>> begin ITEMS

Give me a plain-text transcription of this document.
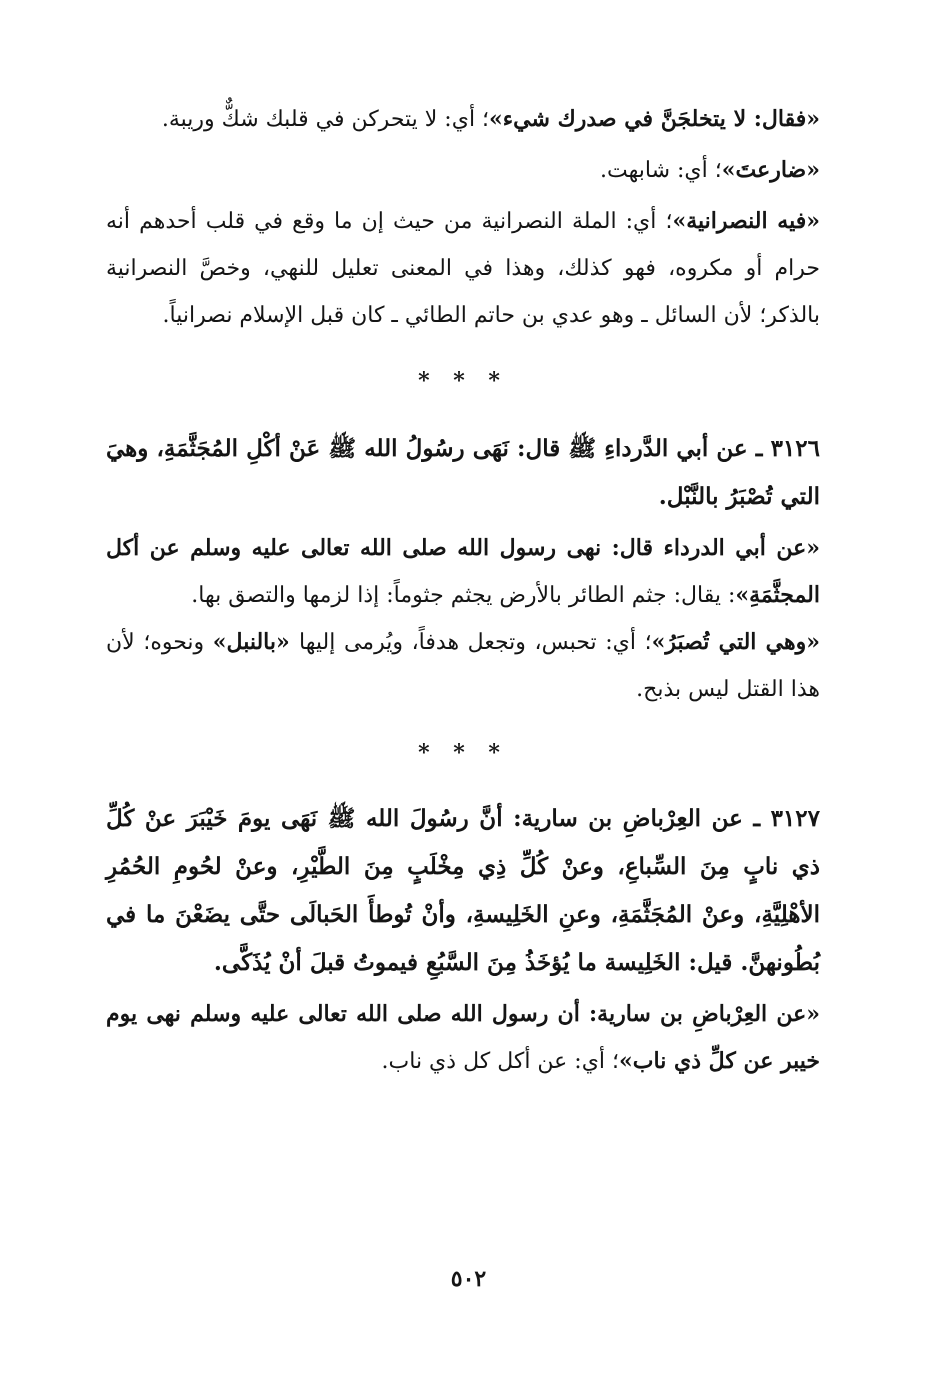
«فقال: لا يتخلجَنَّ في صدرك شيء»؛ أي: لا يتحركن في قلبك شكٌّ وريبة.

«ضارعتَ»؛ أي: شابهت.

«فيه النصرانية»؛ أي: الملة النصرانية من حيث إن ما وقع في قلب أحدهم أنه حرام أو مكروه، فهو كذلك، وهذا في المعنى تعليل للنهي، وخصَّ النصرانية بالذكر؛ لأن السائل ـ وهو عدي بن حاتم الطائي ـ كان قبل الإسلام نصرانياً.

* * *

٣١٢٦ ـ عن أبي الدَّرداءِ ﷺ قال: نَهَى رسُولُ الله ﷺ عَنْ أكْلِ المُجَثَّمَةِ، وهيَ التي تُصْبَرُ بالنَّبْل.

«عن أبي الدرداء قال: نهى رسول الله صلى الله تعالى عليه وسلم عن أكل المجثَّمَةِ»: يقال: جثم الطائر بالأرض يجثم جثوماً: إذا لزمها والتصق بها.

«وهي التي تُصبَرُ»؛ أي: تحبس، وتجعل هدفاً، ويُرمى إليها «بالنبل» ونحوه؛ لأن هذا القتل ليس بذبح.

* * *

٣١٢٧ ـ عن العِرْباضِ بن سارية: أنَّ رسُولَ الله ﷺ نَهَى يومَ خَيْبَرَ عنْ كُلِّ ذي نابٍ مِنَ السِّباعِ، وعنْ كُلِّ ذِي مِخْلَبٍ مِنَ الطَّيْرِ، وعنْ لحُومِ الحُمُرِ الأهْلِيَّةِ، وعنْ المُجَثَّمَةِ، وعنِ الخَلِيسةِ، وأنْ تُوطأَ الحَبالَى حتَّى يضَعْنَ ما في بُطُونهنَّ. قيل: الخَلِيسة ما يُؤخَذُ مِنَ السَّبُعِ فيموتُ قبلَ أنْ يُذَكَّى.

«عن العِرْباضِ بن سارية: أن رسول الله صلى الله تعالى عليه وسلم نهى يوم خيبر عن كلِّ ذي ناب»؛ أي: عن أكل كل ذي ناب.

٥٠٢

>> end ITEMS

* **PROMPT**
Copy all the lines of data exactly as they appear, dropping any images.

* **FINAL ANSWER**
Give me a plain-text transcription of this document.
«فقال: لا يتخلجَنَّ في صدرك شيء»؛ أي: لا يتحركن في قلبك شكٌّ وريبة.

«ضارعتَ»؛ أي: شابهت.

«فيه النصرانية»؛ أي: الملة النصرانية من حيث إن ما وقع في قلب أحدهم أنه حرام أو مكروه، فهو كذلك، وهذا في المعنى تعليل للنهي، وخصَّ النصرانية بالذكر؛ لأن السائل ـ وهو عدي بن حاتم الطائي ـ كان قبل الإسلام نصرانياً.

* * *

٣١٢٦ ـ عن أبي الدَّرداءِ ﷺ قال: نَهَى رسُولُ الله ﷺ عَنْ أكْلِ المُجَثَّمَةِ، وهيَ التي تُصْبَرُ بالنَّبْل.

«عن أبي الدرداء قال: نهى رسول الله صلى الله تعالى عليه وسلم عن أكل المجثَّمَةِ»: يقال: جثم الطائر بالأرض يجثم جثوماً: إذا لزمها والتصق بها.

«وهي التي تُصبَرُ»؛ أي: تحبس، وتجعل هدفاً، ويُرمى إليها «بالنبل» ونحوه؛ لأن هذا القتل ليس بذبح.

* * *

٣١٢٧ ـ عن العِرْباضِ بن سارية: أنَّ رسُولَ الله ﷺ نَهَى يومَ خَيْبَرَ عنْ كُلِّ ذي نابٍ مِنَ السِّباعِ، وعنْ كُلِّ ذِي مِخْلَبٍ مِنَ الطَّيْرِ، وعنْ لحُومِ الحُمُرِ الأهْلِيَّةِ، وعنْ المُجَثَّمَةِ، وعنِ الخَلِيسةِ، وأنْ تُوطأَ الحَبالَى حتَّى يضَعْنَ ما في بُطُونهنَّ. قيل: الخَلِيسة ما يُؤخَذُ مِنَ السَّبُعِ فيموتُ قبلَ أنْ يُذَكَّى.

«عن العِرْباضِ بن سارية: أن رسول الله صلى الله تعالى عليه وسلم نهى يوم خيبر عن كلِّ ذي ناب»؛ أي: عن أكل كل ذي ناب.

٥٠٢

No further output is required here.